(Collected data entries)

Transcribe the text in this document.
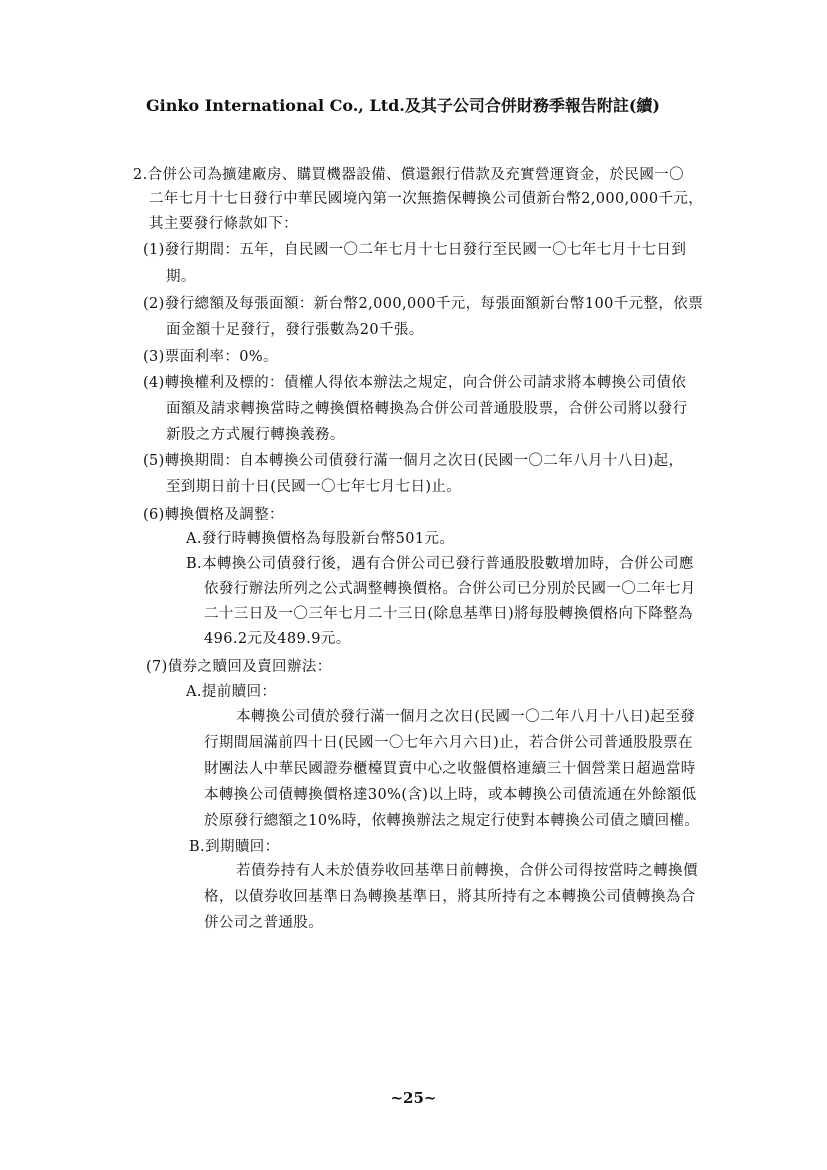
Ginko International Co., Ltd.及其子公司合併財務季報告附註(續)
2.合併公司為擴建廠房、購買機器設備、償還銀行借款及充實營運資金，於民國一〇
二年七月十七日發行中華民國境內第一次無擔保轉換公司債新台幣2,000,000千元，
其主要發行條款如下：
(1)發行期間：五年，自民國一〇二年七月十七日發行至民國一〇七年七月十七日到
期。
(2)發行總額及每張面額：新台幣2,000,000千元，每張面額新台幣100千元整，依票
面金額十足發行，發行張數為20千張。
(3)票面利率：0%。
(4)轉換權利及標的：債權人得依本辦法之規定，向合併公司請求將本轉換公司債依
面額及請求轉換當時之轉換價格轉換為合併公司普通股股票，合併公司將以發行
新股之方式履行轉換義務。
(5)轉換期間：自本轉換公司債發行滿一個月之次日(民國一〇二年八月十八日)起，
至到期日前十日(民國一〇七年七月七日)止。
(6)轉換價格及調整：
A.發行時轉換價格為每股新台幣501元。
B.本轉換公司債發行後，遇有合併公司已發行普通股股數增加時，合併公司應
依發行辦法所列之公式調整轉換價格。合併公司已分別於民國一〇二年七月
二十三日及一〇三年七月二十三日(除息基準日)將每股轉換價格向下降整為
496.2元及489.9元。
(7)債券之贖回及賣回辦法：
A.提前贖回：
本轉換公司債於發行滿一個月之次日(民國一〇二年八月十八日)起至發
行期間屆滿前四十日(民國一〇七年六月六日)止，若合併公司普通股股票在
財團法人中華民國證券櫃檯買賣中心之收盤價格連續三十個營業日超過當時
本轉換公司債轉換價格達30%(含)以上時，或本轉換公司債流通在外餘額低
於原發行總額之10%時，依轉換辦法之規定行使對本轉換公司債之贖回權。
B.到期贖回：
若債券持有人未於債券收回基準日前轉換，合併公司得按當時之轉換價
格，以債券收回基準日為轉換基準日，將其所持有之本轉換公司債轉換為合
併公司之普通股。
~25~
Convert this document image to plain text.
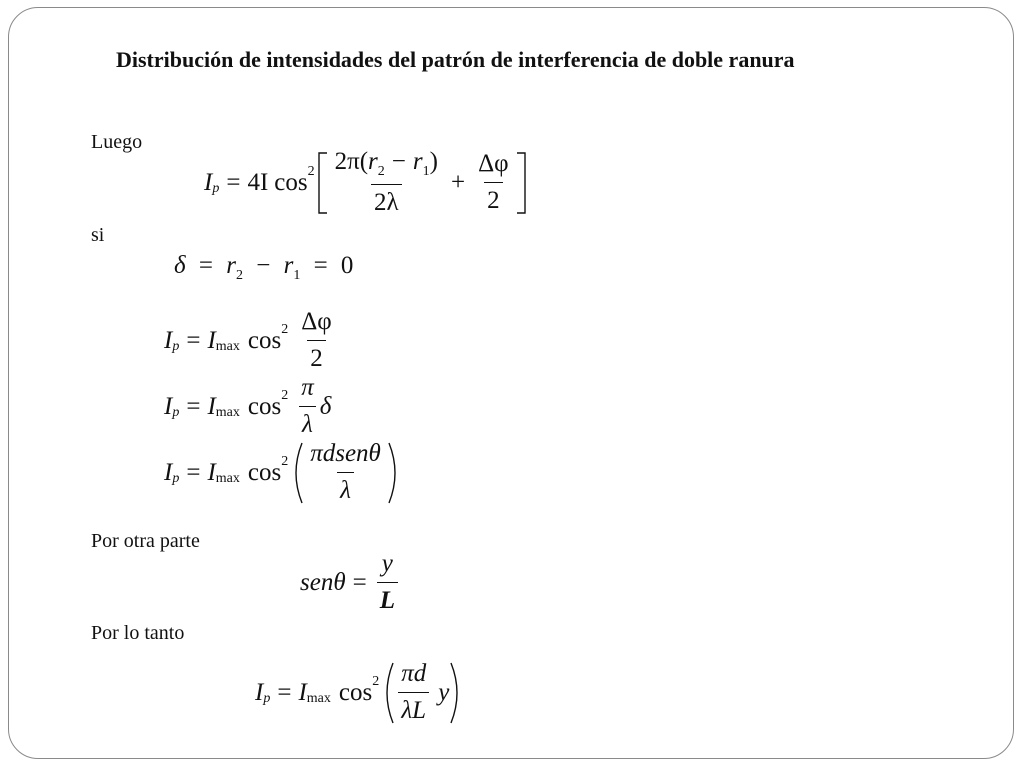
Distribución de intensidades del patrón de interferencia de doble ranura
Luego
I p = 4I $\cos 2 \frac{2\pi(r_2 - r_1)}{2\lambda} + \frac{\Delta\varphi}{2}$
si
$\delta = r_2 - r_1 = 0$
I p = I $\max \cos 2 \frac{\Delta\varphi}{2}$
I p = I $\max \cos 2 \frac{\pi}{\lambda}$ δ
I p = I $\max \cos 2 \frac{\text{πdsenθ}}{\lambda}$
Por otra parte
$sen\theta = \frac{y}{L}$
Por lo tanto
I p = I $\max \cos 2 \frac{\pi d}{\lambda L}$ y
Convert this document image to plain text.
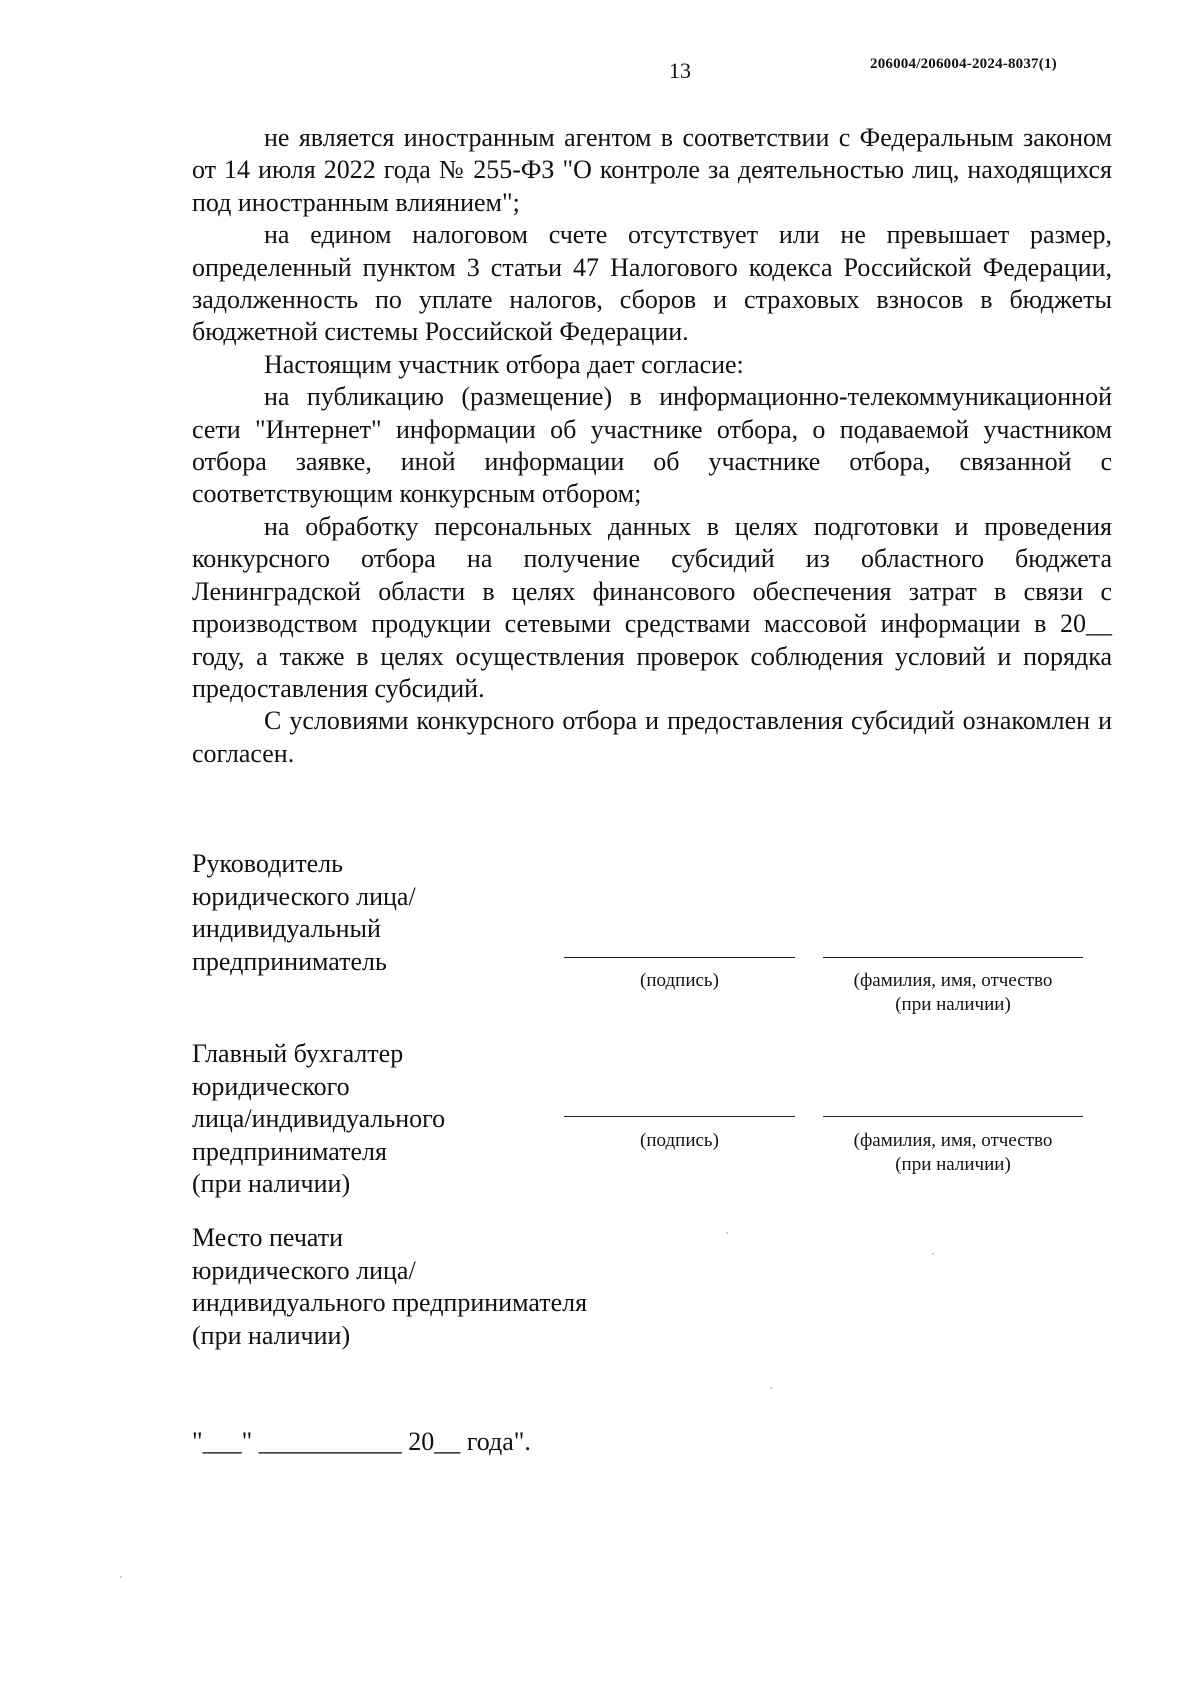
13	206004/206004-2024-8037(1)

не является иностранным агентом в соответствии с Федеральным законом от 14 июля 2022 года № 255-ФЗ "О контроле за деятельностью лиц, находящихся под иностранным влиянием";

на едином налоговом счете отсутствует или не превышает размер, определенный пунктом 3 статьи 47 Налогового кодекса Российской Федерации, задолженность по уплате налогов, сборов и страховых взносов в бюджеты бюджетной системы Российской Федерации.

Настоящим участник отбора дает согласие:

на публикацию (размещение) в информационно-телекоммуникационной сети "Интернет" информации об участнике отбора, о подаваемой участником отбора заявке, иной информации об участнике отбора, связанной с соответствующим конкурсным отбором;

на обработку персональных данных в целях подготовки и проведения конкурсного отбора на получение субсидий из областного бюджета Ленинградской области в целях финансового обеспечения затрат в связи с производством продукции сетевыми средствами массовой информации в 20__ году, а также в целях осуществления проверок соблюдения условий и порядка предоставления субсидий.

С условиями конкурсного отбора и предоставления субсидий ознакомлен и согласен.

Руководитель
юридического лица/
индивидуальный
предприниматель
(подпись)	(фамилия, имя, отчество
(при наличии)
Главный бухгалтер
юридического
лица/индивидуального
предпринимателя
(при наличии)
(подпись)	(фамилия, имя, отчество
(при наличии)
Место печати
юридического лица/
индивидуального предпринимателя
(при наличии)
"___" ___________ 20__ года".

_DO THIS:_ Your task is to repeat the data above exactly while excluding the pictures.

_TASK ANSWER:_
Transcribe the text in this document.
Ginko International Co., Ltd.及其子公司合併財務季報告附註(續)
2.合併公司為擴建廠房、購買機器設備、償還銀行借款及充實營運資金，於民國一〇
二年七月十七日發行中華民國境內第一次無擔保轉換公司債新台幣2,000,000千元，
其主要發行條款如下：
(1)發行期間：五年，自民國一〇二年七月十七日發行至民國一〇七年七月十七日到
期。
(2)發行總額及每張面額：新台幣2,000,000千元，每張面額新台幣100千元整，依票
面金額十足發行，發行張數為20千張。
(3)票面利率：0%。
(4)轉換權利及標的：債權人得依本辦法之規定，向合併公司請求將本轉換公司債依
面額及請求轉換當時之轉換價格轉換為合併公司普通股股票，合併公司將以發行
新股之方式履行轉換義務。
(5)轉換期間：自本轉換公司債發行滿一個月之次日(民國一〇二年八月十八日)起，
至到期日前十日(民國一〇七年七月七日)止。
(6)轉換價格及調整：
A.發行時轉換價格為每股新台幣501元。
B.本轉換公司債發行後，遇有合併公司已發行普通股股數增加時，合併公司應
依發行辦法所列之公式調整轉換價格。合併公司已分別於民國一〇二年七月
二十三日及一〇三年七月二十三日(除息基準日)將每股轉換價格向下降整為
496.2元及489.9元。
(7)債券之贖回及賣回辦法：
A.提前贖回：
本轉換公司債於發行滿一個月之次日(民國一〇二年八月十八日)起至發
行期間屆滿前四十日(民國一〇七年六月六日)止，若合併公司普通股股票在
財團法人中華民國證券櫃檯買賣中心之收盤價格連續三十個營業日超過當時
本轉換公司債轉換價格達30%(含)以上時，或本轉換公司債流通在外餘額低
於原發行總額之10%時，依轉換辦法之規定行使對本轉換公司債之贖回權。
B.到期贖回：
若債券持有人未於債券收回基準日前轉換，合併公司得按當時之轉換價
格，以債券收回基準日為轉換基準日，將其所持有之本轉換公司債轉換為合
併公司之普通股。
~25~
Convert this document image to plain text.
Distribución de intensidades del patrón de interferencia de doble ranura
Luego
I p = 4I $\cos 2 \frac{2\pi(r_2 - r_1)}{2\lambda} + \frac{\Delta\varphi}{2}$
si
$\delta = r_2 - r_1 = 0$
I p = I $\max \cos 2 \frac{\Delta\varphi}{2}$
I p = I $\max \cos 2 \frac{\pi}{\lambda}$ δ
I p = I $\max \cos 2 \frac{\text{πdsenθ}}{\lambda}$
Por otra parte
$sen\theta = \frac{y}{L}$
Por lo tanto
I p = I $\max \cos 2 \frac{\pi d}{\lambda L}$ y
Convert this document image to plain text.
13	206004/206004-2024-8037(1)

не является иностранным агентом в соответствии с Федеральным законом от 14 июля 2022 года № 255-ФЗ "О контроле за деятельностью лиц, находящихся под иностранным влиянием";

на едином налоговом счете отсутствует или не превышает размер, определенный пунктом 3 статьи 47 Налогового кодекса Российской Федерации, задолженность по уплате налогов, сборов и страховых взносов в бюджеты бюджетной системы Российской Федерации.

Настоящим участник отбора дает согласие:

на публикацию (размещение) в информационно-телекоммуникационной сети "Интернет" информации об участнике отбора, о подаваемой участником отбора заявке, иной информации об участнике отбора, связанной с соответствующим конкурсным отбором;

на обработку персональных данных в целях подготовки и проведения конкурсного отбора на получение субсидий из областного бюджета Ленинградской области в целях финансового обеспечения затрат в связи с производством продукции сетевыми средствами массовой информации в 20__ году, а также в целях осуществления проверок соблюдения условий и порядка предоставления субсидий.

С условиями конкурсного отбора и предоставления субсидий ознакомлен и согласен.

Руководитель
юридического лица/
индивидуальный
предприниматель
(подпись)	(фамилия, имя, отчество
(при наличии)
Главный бухгалтер
юридического
лица/индивидуального
предпринимателя
(при наличии)
(подпись)	(фамилия, имя, отчество
(при наличии)
Место печати
юридического лица/
индивидуального предпринимателя
(при наличии)
"___" ___________ 20__ года".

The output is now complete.